Start Provided material

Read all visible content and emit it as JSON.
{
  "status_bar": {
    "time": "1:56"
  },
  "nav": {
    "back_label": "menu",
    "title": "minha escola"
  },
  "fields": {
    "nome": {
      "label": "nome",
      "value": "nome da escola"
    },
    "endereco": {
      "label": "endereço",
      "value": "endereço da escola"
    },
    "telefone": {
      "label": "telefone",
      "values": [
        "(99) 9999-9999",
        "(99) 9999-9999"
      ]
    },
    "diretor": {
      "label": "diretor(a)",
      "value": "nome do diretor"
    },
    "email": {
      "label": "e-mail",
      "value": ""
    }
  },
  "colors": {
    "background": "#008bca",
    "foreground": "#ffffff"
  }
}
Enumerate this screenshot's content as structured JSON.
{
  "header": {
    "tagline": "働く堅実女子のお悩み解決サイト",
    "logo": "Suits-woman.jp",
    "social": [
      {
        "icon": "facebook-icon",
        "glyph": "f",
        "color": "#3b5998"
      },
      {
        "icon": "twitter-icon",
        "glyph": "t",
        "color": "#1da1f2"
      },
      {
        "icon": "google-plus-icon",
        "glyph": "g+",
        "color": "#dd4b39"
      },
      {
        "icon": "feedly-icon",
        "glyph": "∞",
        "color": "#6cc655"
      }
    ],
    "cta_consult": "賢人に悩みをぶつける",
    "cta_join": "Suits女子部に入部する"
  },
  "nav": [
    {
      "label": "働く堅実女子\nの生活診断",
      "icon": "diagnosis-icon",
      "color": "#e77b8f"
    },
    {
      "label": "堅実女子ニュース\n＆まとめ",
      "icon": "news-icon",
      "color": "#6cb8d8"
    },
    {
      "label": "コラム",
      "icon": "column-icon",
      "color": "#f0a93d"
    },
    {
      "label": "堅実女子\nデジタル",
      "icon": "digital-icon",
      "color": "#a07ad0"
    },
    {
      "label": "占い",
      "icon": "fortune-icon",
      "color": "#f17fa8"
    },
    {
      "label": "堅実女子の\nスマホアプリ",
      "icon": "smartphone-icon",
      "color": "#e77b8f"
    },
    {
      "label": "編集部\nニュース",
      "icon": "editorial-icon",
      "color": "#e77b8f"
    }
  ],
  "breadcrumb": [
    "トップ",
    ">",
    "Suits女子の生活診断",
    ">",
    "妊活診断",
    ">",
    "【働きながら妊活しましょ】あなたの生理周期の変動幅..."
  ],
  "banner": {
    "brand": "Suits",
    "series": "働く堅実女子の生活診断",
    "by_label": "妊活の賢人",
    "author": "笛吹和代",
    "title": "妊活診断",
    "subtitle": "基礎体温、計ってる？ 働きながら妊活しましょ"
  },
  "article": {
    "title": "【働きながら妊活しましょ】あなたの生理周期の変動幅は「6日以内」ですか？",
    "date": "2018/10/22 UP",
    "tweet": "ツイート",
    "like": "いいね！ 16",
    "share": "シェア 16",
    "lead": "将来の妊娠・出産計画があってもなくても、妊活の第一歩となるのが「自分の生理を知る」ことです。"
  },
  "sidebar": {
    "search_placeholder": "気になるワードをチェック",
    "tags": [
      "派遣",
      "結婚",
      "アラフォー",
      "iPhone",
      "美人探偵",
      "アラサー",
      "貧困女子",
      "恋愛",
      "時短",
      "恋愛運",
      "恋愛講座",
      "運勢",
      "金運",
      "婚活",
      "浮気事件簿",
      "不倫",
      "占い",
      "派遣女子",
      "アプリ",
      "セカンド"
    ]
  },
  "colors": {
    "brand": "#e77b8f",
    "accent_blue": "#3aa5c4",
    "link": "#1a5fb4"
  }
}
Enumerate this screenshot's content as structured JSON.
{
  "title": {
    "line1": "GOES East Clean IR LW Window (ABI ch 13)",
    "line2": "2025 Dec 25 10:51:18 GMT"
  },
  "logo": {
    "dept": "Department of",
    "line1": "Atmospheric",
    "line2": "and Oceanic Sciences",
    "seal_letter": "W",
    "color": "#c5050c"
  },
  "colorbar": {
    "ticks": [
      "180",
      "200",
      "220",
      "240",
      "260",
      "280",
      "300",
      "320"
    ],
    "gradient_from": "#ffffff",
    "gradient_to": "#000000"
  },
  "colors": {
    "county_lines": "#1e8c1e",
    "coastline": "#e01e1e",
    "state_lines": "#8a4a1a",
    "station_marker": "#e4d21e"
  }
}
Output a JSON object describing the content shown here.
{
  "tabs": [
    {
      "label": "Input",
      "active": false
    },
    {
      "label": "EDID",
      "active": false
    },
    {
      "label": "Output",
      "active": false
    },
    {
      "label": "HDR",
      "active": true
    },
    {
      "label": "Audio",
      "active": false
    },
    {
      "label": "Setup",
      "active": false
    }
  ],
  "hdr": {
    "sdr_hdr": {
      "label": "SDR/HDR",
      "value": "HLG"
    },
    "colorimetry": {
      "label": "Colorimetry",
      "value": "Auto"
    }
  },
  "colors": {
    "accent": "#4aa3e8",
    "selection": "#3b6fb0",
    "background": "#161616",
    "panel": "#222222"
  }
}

End Provided material

Work instructions | Write out the complete set of records exactly as given.

The solution |
Read all visible content and emit it as JSON.
{
  "status_bar": {
    "time": "1:56"
  },
  "nav": {
    "back_label": "menu",
    "title": "minha escola"
  },
  "fields": {
    "nome": {
      "label": "nome",
      "value": "nome da escola"
    },
    "endereco": {
      "label": "endereço",
      "value": "endereço da escola"
    },
    "telefone": {
      "label": "telefone",
      "values": [
        "(99) 9999-9999",
        "(99) 9999-9999"
      ]
    },
    "diretor": {
      "label": "diretor(a)",
      "value": "nome do diretor"
    },
    "email": {
      "label": "e-mail",
      "value": ""
    }
  },
  "colors": {
    "background": "#008bca",
    "foreground": "#ffffff"
  }
}
Enumerate this screenshot's content as structured JSON.
{
  "header": {
    "tagline": "働く堅実女子のお悩み解決サイト",
    "logo": "Suits-woman.jp",
    "social": [
      {
        "icon": "facebook-icon",
        "glyph": "f",
        "color": "#3b5998"
      },
      {
        "icon": "twitter-icon",
        "glyph": "t",
        "color": "#1da1f2"
      },
      {
        "icon": "google-plus-icon",
        "glyph": "g+",
        "color": "#dd4b39"
      },
      {
        "icon": "feedly-icon",
        "glyph": "∞",
        "color": "#6cc655"
      }
    ],
    "cta_consult": "賢人に悩みをぶつける",
    "cta_join": "Suits女子部に入部する"
  },
  "nav": [
    {
      "label": "働く堅実女子\nの生活診断",
      "icon": "diagnosis-icon",
      "color": "#e77b8f"
    },
    {
      "label": "堅実女子ニュース\n＆まとめ",
      "icon": "news-icon",
      "color": "#6cb8d8"
    },
    {
      "label": "コラム",
      "icon": "column-icon",
      "color": "#f0a93d"
    },
    {
      "label": "堅実女子\nデジタル",
      "icon": "digital-icon",
      "color": "#a07ad0"
    },
    {
      "label": "占い",
      "icon": "fortune-icon",
      "color": "#f17fa8"
    },
    {
      "label": "堅実女子の\nスマホアプリ",
      "icon": "smartphone-icon",
      "color": "#e77b8f"
    },
    {
      "label": "編集部\nニュース",
      "icon": "editorial-icon",
      "color": "#e77b8f"
    }
  ],
  "breadcrumb": [
    "トップ",
    ">",
    "Suits女子の生活診断",
    ">",
    "妊活診断",
    ">",
    "【働きながら妊活しましょ】あなたの生理周期の変動幅..."
  ],
  "banner": {
    "brand": "Suits",
    "series": "働く堅実女子の生活診断",
    "by_label": "妊活の賢人",
    "author": "笛吹和代",
    "title": "妊活診断",
    "subtitle": "基礎体温、計ってる？ 働きながら妊活しましょ"
  },
  "article": {
    "title": "【働きながら妊活しましょ】あなたの生理周期の変動幅は「6日以内」ですか？",
    "date": "2018/10/22 UP",
    "tweet": "ツイート",
    "like": "いいね！ 16",
    "share": "シェア 16",
    "lead": "将来の妊娠・出産計画があってもなくても、妊活の第一歩となるのが「自分の生理を知る」ことです。"
  },
  "sidebar": {
    "search_placeholder": "気になるワードをチェック",
    "tags": [
      "派遣",
      "結婚",
      "アラフォー",
      "iPhone",
      "美人探偵",
      "アラサー",
      "貧困女子",
      "恋愛",
      "時短",
      "恋愛運",
      "恋愛講座",
      "運勢",
      "金運",
      "婚活",
      "浮気事件簿",
      "不倫",
      "占い",
      "派遣女子",
      "アプリ",
      "セカンド"
    ]
  },
  "colors": {
    "brand": "#e77b8f",
    "accent_blue": "#3aa5c4",
    "link": "#1a5fb4"
  }
}
Enumerate this screenshot's content as structured JSON.
{
  "title": {
    "line1": "GOES East Clean IR LW Window (ABI ch 13)",
    "line2": "2025 Dec 25 10:51:18 GMT"
  },
  "logo": {
    "dept": "Department of",
    "line1": "Atmospheric",
    "line2": "and Oceanic Sciences",
    "seal_letter": "W",
    "color": "#c5050c"
  },
  "colorbar": {
    "ticks": [
      "180",
      "200",
      "220",
      "240",
      "260",
      "280",
      "300",
      "320"
    ],
    "gradient_from": "#ffffff",
    "gradient_to": "#000000"
  },
  "colors": {
    "county_lines": "#1e8c1e",
    "coastline": "#e01e1e",
    "state_lines": "#8a4a1a",
    "station_marker": "#e4d21e"
  }
}
Output a JSON object describing the content shown here.
{
  "tabs": [
    {
      "label": "Input",
      "active": false
    },
    {
      "label": "EDID",
      "active": false
    },
    {
      "label": "Output",
      "active": false
    },
    {
      "label": "HDR",
      "active": true
    },
    {
      "label": "Audio",
      "active": false
    },
    {
      "label": "Setup",
      "active": false
    }
  ],
  "hdr": {
    "sdr_hdr": {
      "label": "SDR/HDR",
      "value": "HLG"
    },
    "colorimetry": {
      "label": "Colorimetry",
      "value": "Auto"
    }
  },
  "colors": {
    "accent": "#4aa3e8",
    "selection": "#3b6fb0",
    "background": "#161616",
    "panel": "#222222"
  }
}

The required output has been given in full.